# QUESTIONS TO ANSWER
1/ Please echo part of the phishing thread, beginning at the words "The update frequency" and stopping after "their brains more.".
2/ In the phishing thread, why does the second post say Safe Browsing blocks phishing sites more promptly than certificate revocation does?

# PASSAGE FOR REVIEW
Phishing strategies and counter-strategies


#1

[Moderator’s note: Split off from older thread to avoid confusion].

Well, if I were to setup a phishing scam, I’d get my certificate “upfront” before sending out the first phishing mail (which could result in a Google-Safebrowsing-blacklisting). So after the certificate has been issued, it’ll be valid for 90 days - more time than necessary.

However, the situation were slightly different, if CAs like Let’s Encrypt could subscribe to a feed of domains recently added to the safebrowsing blacklist, and revoke their certificates automatically.

Or, from the other side: Google could check the certificate transparency logs, match them with records recently added to the safebrowsing blacklist and specifically report those domains to the CAs who did issue a certificate for any of those domains. The CA then would perform a check if the domain is still blacklisted and could immediately revoke certificates rather than merely preventing a new certificate from getting issued.

Just some ideas :slight_smile:


The CA's Role in Fighting Phishing and Malware
#2

Safe Browsing & co are far more effective at blocking this kind of thing in a timely fashion. Thanks to OCSP stapling, phishing site operators can continue to use revoked certificates for up to 7 days (in Let’s Encrypt’s case; the allowed maximum OCSP lifetime for CAs is 10 days), not to mention that some browsers don’t check OCSP at all.

The update frequency for Safe Browsing is < 1h in Firefox/Chrome; not sure about others.


#3

Or just stop associating a certificate with “malware-free”, because this is not what it certifies. The world could be much easier if people used their brains more.


#4

This topic was automatically closed 30 days after the last reply. New replies are no longer allowed.

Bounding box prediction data
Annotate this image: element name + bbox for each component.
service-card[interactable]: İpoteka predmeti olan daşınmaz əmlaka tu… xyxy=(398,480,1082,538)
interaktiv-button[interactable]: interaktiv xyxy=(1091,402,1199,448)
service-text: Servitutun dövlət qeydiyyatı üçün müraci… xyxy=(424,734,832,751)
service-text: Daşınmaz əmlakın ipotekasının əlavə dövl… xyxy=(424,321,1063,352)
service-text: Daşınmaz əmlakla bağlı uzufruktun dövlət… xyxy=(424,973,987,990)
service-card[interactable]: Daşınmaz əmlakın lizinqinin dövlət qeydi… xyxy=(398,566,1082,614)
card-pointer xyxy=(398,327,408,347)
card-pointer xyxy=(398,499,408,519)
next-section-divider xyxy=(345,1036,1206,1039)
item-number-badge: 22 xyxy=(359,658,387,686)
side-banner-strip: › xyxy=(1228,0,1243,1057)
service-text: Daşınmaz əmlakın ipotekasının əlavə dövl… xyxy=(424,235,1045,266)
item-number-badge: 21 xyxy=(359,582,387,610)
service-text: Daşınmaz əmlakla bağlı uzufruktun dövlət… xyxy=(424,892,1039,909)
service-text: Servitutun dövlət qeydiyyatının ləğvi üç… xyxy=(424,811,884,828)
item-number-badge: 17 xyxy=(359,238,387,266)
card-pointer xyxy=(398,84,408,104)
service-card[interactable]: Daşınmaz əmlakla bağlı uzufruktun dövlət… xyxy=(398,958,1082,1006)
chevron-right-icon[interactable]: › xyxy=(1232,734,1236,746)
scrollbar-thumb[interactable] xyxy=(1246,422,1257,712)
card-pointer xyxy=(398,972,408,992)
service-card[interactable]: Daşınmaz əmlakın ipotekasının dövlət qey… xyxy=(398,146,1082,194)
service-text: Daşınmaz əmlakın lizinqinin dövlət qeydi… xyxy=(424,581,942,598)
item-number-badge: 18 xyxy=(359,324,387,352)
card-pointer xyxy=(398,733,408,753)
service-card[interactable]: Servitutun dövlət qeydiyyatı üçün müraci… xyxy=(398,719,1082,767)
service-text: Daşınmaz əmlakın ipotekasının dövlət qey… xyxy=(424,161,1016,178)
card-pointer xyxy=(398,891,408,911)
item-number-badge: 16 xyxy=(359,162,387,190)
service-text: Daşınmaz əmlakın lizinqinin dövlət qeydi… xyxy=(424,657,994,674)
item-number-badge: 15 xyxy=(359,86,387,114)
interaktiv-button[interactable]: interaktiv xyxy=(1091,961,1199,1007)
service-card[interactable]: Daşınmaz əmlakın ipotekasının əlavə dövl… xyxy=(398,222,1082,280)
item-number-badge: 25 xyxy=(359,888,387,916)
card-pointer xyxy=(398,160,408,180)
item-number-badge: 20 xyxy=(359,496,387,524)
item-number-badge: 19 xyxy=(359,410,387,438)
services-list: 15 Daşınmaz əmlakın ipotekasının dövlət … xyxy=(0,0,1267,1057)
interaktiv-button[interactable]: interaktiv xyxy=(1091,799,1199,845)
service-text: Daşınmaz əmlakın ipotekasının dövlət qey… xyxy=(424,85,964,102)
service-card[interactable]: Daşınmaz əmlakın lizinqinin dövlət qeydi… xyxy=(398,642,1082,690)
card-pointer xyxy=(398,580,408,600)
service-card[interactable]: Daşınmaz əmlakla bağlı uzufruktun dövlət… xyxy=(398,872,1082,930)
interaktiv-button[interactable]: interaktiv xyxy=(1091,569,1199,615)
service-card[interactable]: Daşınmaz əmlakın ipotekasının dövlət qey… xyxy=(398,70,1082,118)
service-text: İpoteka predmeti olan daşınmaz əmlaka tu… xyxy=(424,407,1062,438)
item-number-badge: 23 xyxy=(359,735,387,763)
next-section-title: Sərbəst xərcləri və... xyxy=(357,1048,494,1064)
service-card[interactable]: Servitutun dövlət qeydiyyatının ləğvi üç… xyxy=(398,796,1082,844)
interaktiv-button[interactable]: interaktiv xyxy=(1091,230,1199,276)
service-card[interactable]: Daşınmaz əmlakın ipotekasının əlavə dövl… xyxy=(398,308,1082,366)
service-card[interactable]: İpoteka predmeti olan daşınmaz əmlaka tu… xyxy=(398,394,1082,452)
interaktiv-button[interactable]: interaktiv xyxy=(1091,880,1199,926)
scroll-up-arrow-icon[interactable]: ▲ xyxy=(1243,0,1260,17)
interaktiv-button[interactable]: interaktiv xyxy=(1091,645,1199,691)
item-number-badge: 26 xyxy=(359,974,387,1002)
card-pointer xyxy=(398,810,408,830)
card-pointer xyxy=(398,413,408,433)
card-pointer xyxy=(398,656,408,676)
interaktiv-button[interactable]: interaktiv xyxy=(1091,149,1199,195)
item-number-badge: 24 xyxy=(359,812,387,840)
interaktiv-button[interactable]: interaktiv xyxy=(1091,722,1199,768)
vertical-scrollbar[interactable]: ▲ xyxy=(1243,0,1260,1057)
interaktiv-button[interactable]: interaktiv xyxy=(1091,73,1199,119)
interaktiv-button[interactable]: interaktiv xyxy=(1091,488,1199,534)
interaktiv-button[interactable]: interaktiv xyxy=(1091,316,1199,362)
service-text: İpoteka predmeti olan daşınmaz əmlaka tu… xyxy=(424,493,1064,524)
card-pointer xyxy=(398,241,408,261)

# PER-TASK ANSWERS
1/
The update frequency for Safe Browsing is < 1h in Firefox/Chrome; not sure about others.


#3

Or just stop associating a certificate with “malware-free”, because this is not what it certifies. The world could be much easier if people used their brains more.

2/ Because of OCSP stapling, phishing site operators can keep using revoked certificates for up to 7 days with Let's Encrypt, and the maximum OCSP lifetime allowed for CAs is 10 days. Some browsers don't check OCSP at all. Meanwhile, Safe Browsing updates in under an hour in Firefox and Chrome.